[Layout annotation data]
== == ==
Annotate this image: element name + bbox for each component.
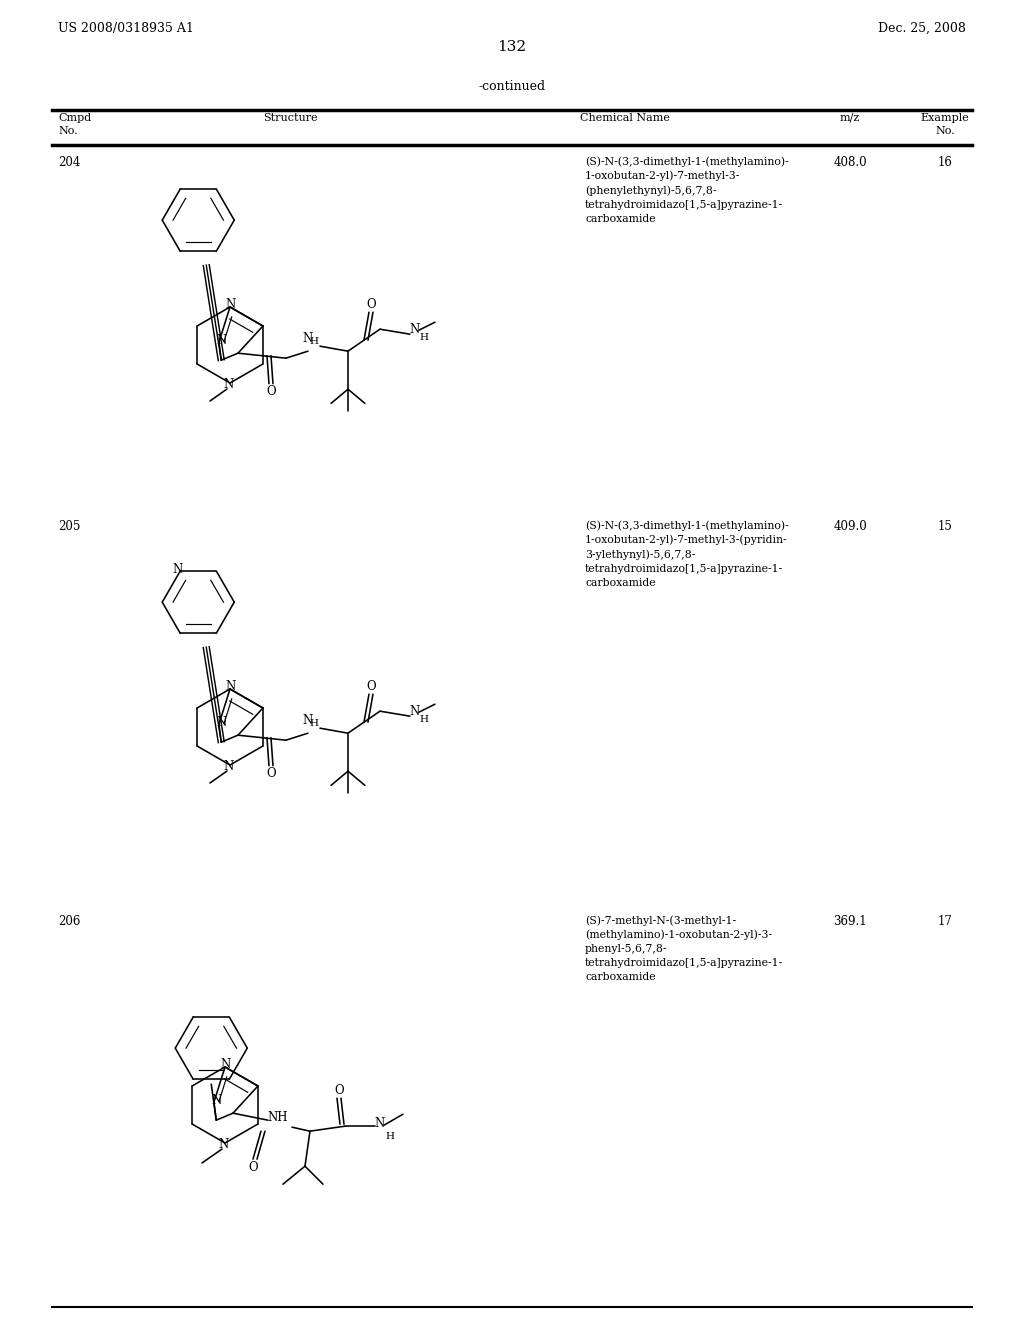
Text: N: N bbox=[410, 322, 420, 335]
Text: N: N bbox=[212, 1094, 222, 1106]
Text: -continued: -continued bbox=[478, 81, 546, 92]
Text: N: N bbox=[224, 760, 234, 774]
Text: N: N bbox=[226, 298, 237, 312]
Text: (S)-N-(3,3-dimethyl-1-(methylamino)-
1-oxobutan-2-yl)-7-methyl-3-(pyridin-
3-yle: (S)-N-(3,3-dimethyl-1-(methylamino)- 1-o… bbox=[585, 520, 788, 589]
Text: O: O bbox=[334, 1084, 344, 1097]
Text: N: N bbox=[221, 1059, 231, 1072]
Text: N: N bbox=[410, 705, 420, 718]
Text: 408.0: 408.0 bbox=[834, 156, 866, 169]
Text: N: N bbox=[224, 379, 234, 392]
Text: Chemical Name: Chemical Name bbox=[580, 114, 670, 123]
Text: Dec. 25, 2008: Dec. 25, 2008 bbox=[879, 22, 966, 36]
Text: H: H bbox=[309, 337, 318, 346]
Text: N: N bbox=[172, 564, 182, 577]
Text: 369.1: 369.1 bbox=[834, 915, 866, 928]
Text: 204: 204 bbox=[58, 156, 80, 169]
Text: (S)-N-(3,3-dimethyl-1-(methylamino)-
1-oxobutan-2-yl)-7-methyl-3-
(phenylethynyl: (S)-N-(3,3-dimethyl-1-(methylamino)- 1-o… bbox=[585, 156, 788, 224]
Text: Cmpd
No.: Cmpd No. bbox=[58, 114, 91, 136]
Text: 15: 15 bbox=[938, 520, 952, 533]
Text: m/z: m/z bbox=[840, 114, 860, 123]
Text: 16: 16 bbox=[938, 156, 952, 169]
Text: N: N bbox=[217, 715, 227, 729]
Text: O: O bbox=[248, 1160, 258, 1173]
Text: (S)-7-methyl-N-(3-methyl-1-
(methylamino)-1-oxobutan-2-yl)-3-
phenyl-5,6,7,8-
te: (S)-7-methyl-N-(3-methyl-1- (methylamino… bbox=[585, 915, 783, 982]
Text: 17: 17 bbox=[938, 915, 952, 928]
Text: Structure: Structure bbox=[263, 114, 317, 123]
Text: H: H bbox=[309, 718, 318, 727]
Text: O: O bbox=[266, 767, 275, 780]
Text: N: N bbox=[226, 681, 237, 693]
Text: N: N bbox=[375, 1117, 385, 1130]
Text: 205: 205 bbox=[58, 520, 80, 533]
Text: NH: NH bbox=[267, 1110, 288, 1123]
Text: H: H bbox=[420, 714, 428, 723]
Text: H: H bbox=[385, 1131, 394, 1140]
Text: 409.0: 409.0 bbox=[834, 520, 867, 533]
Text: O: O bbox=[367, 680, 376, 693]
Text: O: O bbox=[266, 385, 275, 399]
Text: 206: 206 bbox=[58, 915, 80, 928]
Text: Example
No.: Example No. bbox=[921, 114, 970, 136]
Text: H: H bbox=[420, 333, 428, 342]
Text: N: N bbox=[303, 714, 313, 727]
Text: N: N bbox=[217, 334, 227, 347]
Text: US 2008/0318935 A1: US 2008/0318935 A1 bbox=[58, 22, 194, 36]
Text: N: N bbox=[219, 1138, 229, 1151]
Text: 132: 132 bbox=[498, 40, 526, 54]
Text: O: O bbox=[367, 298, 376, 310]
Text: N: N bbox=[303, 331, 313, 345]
== == ==
*Exercise aim*
Copy out the lines of the records word for word, starting at the line that contains "Text: N: N bbox=[410, 322, 420, 335]" and ending at the line that contains "Text: 15: 15 bbox=[938, 520, 952, 533]".

*Solution to this task*
Text: N: N bbox=[410, 322, 420, 335]
Text: N: N bbox=[212, 1094, 222, 1106]
Text: -continued: -continued bbox=[478, 81, 546, 92]
Text: N: N bbox=[224, 760, 234, 774]
Text: N: N bbox=[226, 298, 237, 312]
Text: (S)-N-(3,3-dimethyl-1-(methylamino)-
1-oxobutan-2-yl)-7-methyl-3-(pyridin-
3-yle: (S)-N-(3,3-dimethyl-1-(methylamino)- 1-o… bbox=[585, 520, 788, 589]
Text: O: O bbox=[334, 1084, 344, 1097]
Text: N: N bbox=[221, 1059, 231, 1072]
Text: N: N bbox=[410, 705, 420, 718]
Text: 408.0: 408.0 bbox=[834, 156, 866, 169]
Text: N: N bbox=[224, 379, 234, 392]
Text: Chemical Name: Chemical Name bbox=[580, 114, 670, 123]
Text: Dec. 25, 2008: Dec. 25, 2008 bbox=[879, 22, 966, 36]
Text: H: H bbox=[309, 337, 318, 346]
Text: N: N bbox=[172, 564, 182, 577]
Text: 369.1: 369.1 bbox=[834, 915, 866, 928]
Text: 204: 204 bbox=[58, 156, 80, 169]
Text: (S)-N-(3,3-dimethyl-1-(methylamino)-
1-oxobutan-2-yl)-7-methyl-3-
(phenylethynyl: (S)-N-(3,3-dimethyl-1-(methylamino)- 1-o… bbox=[585, 156, 788, 224]
Text: Cmpd
No.: Cmpd No. bbox=[58, 114, 91, 136]
Text: 15: 15 bbox=[938, 520, 952, 533]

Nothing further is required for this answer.